• _Required task_
Work out how many lines have "cues" in them. Give only that number.

• _Given data_
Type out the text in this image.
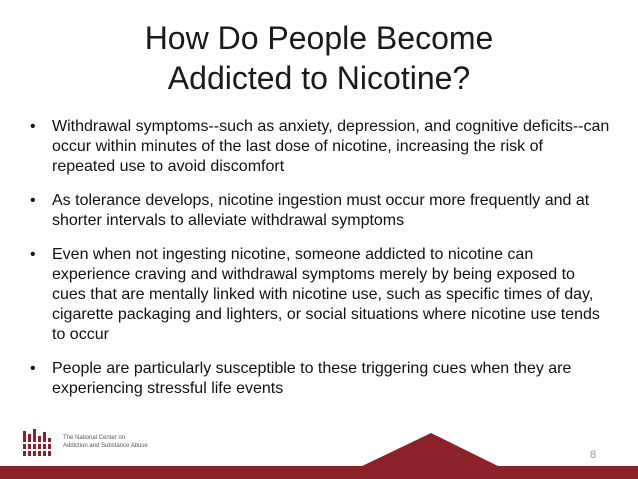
How Do People Become
Addicted to Nicotine?
• Withdrawal symptoms--such as anxiety, depression, and cognitive deficits--can occur within minutes of the last dose of nicotine, increasing the risk of repeated use to avoid discomfort
• As tolerance develops, nicotine ingestion must occur more frequently and at shorter intervals to alleviate withdrawal symptoms
• Even when not ingesting nicotine, someone addicted to nicotine can experience craving and withdrawal symptoms merely by being exposed to cues that are mentally linked with nicotine use, such as specific times of day, cigarette packaging and lighters, or social situations where nicotine use tends to occur
• People are particularly susceptible to these triggering cues when they are experiencing stressful life events
The National Center on
Addiction and Substance Abuse
8
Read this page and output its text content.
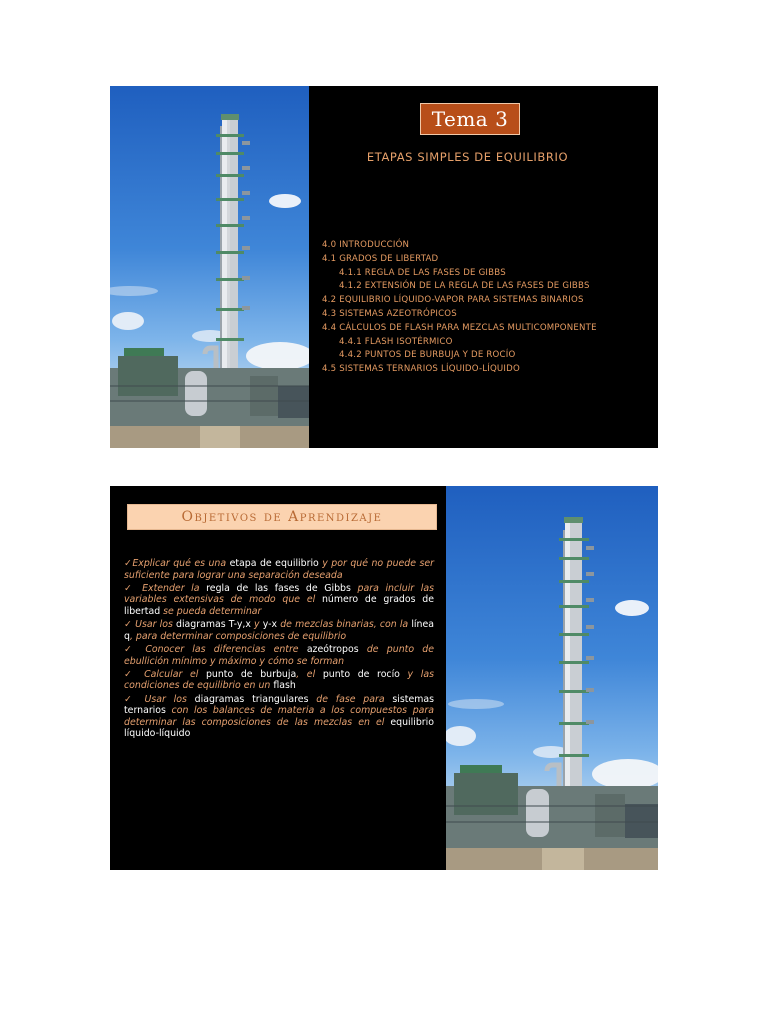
Tema 3
ETAPAS SIMPLES DE EQUILIBRIO
4.0 INTRODUCCIÓN
4.1 GRADOS DE LIBERTAD
4.1.1 REGLA DE LAS FASES DE GIBBS
4.1.2 EXTENSIÓN DE LA REGLA DE LAS FASES DE GIBBS
4.2 EQUILIBRIO LÍQUIDO-VAPOR PARA SISTEMAS BINARIOS
4.3 SISTEMAS AZEOTRÓPICOS
4.4 CÁLCULOS DE FLASH PARA MEZCLAS MULTICOMPONENTE
4.4.1 FLASH ISOTÉRMICO
4.4.2 PUNTOS DE BURBUJA Y DE ROCÍO
4.5 SISTEMAS TERNARIOS LÍQUIDO-LÍQUIDO
Objetivos de Aprendizaje
✓Explicar qué es una etapa de equilibrio y por qué no puede ser suficiente para lograr una separación deseada
✓ Extender la regla de las fases de Gibbs para incluir las variables extensivas de modo que el número de grados de libertad se pueda determinar
✓ Usar los diagramas T-y,x y y-x de mezclas binarias, con la línea q, para determinar composiciones de equilibrio
✓ Conocer las diferencias entre azeótropos de punto de ebullición mínimo y máximo y cómo se forman
✓ Calcular el punto de burbuja, el punto de rocío y las condiciones de equilibrio en un flash
✓ Usar los diagramas triangulares de fase para sistemas ternarios con los balances de materia a los compuestos para determinar las composiciones de las mezclas en el equilibrio líquido-líquido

• _Solution for this task_
2